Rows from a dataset
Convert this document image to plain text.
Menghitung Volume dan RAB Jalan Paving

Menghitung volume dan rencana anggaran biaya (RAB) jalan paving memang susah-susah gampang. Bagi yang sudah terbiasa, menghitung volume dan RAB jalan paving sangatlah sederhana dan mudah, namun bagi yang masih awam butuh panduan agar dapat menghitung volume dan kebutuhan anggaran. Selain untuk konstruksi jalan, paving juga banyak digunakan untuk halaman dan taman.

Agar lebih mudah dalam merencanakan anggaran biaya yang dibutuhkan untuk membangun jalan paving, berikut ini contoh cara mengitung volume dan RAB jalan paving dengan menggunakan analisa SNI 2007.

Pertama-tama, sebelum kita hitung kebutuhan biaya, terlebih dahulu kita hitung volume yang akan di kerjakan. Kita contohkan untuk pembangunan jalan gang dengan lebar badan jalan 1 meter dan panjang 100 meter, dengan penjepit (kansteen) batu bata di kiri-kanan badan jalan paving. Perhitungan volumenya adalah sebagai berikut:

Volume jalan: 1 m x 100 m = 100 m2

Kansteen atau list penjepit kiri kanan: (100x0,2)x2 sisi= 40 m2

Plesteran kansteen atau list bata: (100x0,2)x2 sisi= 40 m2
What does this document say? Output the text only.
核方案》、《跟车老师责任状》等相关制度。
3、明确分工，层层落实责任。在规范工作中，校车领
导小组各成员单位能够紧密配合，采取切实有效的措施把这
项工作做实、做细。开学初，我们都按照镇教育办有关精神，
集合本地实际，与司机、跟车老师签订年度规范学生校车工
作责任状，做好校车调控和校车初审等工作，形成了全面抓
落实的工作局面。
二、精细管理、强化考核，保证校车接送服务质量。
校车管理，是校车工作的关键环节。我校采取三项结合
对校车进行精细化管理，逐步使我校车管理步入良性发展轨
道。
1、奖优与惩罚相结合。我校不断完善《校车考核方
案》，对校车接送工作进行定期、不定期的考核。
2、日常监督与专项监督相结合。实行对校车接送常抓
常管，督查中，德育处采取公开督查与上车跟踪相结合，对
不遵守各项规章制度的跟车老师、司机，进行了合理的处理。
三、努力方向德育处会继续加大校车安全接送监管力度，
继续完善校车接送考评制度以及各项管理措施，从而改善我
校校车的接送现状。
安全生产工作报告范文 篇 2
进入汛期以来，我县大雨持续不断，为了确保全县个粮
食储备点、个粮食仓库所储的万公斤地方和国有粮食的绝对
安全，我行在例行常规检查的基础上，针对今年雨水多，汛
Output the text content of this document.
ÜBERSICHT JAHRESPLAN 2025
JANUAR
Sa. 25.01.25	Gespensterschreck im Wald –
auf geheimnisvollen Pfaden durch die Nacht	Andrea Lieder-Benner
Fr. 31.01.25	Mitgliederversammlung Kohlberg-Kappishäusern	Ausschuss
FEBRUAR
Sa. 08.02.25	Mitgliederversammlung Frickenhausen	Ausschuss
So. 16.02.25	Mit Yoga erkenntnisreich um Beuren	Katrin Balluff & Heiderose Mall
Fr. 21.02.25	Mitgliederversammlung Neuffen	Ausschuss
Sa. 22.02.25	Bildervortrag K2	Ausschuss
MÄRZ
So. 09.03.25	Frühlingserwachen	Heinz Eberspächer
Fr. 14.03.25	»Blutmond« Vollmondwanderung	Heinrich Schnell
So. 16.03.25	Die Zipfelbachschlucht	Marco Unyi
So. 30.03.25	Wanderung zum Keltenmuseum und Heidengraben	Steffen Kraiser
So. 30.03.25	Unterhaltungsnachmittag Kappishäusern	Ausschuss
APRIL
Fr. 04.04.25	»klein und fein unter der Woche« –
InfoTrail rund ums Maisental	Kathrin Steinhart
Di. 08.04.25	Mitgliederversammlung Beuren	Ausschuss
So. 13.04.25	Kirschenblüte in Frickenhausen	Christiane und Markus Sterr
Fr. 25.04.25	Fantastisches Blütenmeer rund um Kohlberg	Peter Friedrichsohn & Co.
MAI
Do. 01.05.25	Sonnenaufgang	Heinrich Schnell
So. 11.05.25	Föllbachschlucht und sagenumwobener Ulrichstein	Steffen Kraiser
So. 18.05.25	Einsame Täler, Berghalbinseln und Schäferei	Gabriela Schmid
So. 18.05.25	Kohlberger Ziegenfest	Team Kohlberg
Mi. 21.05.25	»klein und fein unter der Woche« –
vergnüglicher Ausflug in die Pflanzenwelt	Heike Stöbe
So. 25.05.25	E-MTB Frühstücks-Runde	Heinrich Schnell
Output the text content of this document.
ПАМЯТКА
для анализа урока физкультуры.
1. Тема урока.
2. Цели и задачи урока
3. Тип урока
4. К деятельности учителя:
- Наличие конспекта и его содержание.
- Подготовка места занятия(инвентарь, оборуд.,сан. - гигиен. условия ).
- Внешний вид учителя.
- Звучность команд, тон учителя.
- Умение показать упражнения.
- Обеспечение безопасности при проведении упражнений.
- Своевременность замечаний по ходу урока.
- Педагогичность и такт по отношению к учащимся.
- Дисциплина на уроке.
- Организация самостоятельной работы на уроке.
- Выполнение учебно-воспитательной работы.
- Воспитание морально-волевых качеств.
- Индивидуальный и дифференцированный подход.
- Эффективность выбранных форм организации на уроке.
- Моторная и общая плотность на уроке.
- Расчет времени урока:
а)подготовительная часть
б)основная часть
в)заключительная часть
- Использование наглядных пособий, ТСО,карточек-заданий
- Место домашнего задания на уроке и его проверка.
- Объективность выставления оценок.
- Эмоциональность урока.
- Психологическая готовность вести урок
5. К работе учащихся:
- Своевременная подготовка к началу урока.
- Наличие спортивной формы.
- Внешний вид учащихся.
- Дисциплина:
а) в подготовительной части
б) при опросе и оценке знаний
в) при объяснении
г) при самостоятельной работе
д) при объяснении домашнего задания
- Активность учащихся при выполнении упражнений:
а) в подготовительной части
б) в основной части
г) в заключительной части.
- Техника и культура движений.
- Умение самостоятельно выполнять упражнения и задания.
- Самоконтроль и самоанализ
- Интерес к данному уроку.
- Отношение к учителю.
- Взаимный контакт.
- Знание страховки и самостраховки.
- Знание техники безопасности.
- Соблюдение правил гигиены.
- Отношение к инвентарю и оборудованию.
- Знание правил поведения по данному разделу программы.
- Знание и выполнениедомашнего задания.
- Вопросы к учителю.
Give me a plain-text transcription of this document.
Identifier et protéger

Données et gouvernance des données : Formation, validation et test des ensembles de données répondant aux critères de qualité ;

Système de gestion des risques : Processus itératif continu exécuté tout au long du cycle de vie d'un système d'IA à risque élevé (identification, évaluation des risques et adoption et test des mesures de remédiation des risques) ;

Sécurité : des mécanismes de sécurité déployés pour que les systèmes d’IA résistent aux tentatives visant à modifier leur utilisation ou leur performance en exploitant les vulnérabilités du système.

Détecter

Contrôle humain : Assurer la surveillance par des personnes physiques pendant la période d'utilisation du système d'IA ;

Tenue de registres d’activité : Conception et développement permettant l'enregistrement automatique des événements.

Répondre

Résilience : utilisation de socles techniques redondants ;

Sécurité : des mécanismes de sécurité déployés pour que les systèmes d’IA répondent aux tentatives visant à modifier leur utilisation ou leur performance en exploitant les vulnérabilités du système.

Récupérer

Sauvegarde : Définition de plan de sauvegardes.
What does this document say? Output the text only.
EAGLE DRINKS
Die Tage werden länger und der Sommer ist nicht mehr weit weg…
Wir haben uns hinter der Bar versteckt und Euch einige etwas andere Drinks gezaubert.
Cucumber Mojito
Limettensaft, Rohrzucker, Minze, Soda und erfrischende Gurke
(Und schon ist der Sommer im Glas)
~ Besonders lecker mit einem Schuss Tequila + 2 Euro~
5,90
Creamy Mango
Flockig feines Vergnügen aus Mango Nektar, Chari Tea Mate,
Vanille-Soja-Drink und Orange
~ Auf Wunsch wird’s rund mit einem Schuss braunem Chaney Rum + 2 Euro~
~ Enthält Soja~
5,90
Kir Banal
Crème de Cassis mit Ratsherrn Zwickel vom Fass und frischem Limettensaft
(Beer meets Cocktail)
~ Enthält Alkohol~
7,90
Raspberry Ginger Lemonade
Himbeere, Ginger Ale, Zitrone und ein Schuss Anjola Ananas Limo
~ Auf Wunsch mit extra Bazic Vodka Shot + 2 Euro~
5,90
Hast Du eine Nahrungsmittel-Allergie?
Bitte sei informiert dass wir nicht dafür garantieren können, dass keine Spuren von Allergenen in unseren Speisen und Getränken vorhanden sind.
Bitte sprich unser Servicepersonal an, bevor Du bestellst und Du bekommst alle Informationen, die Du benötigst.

→ **Task statement**: Copy the lines from the entries above in which the word "dengan" appears.

→ **Worked solution**:
Agar lebih mudah dalam merencanakan anggaran biaya yang dibutuhkan untuk membangun jalan paving, berikut ini contoh cara mengitung volume dan RAB jalan paving dengan menggunakan analisa SNI 2007.
Pertama-tama, sebelum kita hitung kebutuhan biaya, terlebih dahulu kita hitung volume yang akan di kerjakan. Kita contohkan untuk pembangunan jalan gang dengan lebar badan jalan 1 meter dan panjang 100 meter, dengan penjepit (kansteen) batu bata di kiri-kanan badan jalan paving. Perhitungan volumenya adalah sebagai berikut:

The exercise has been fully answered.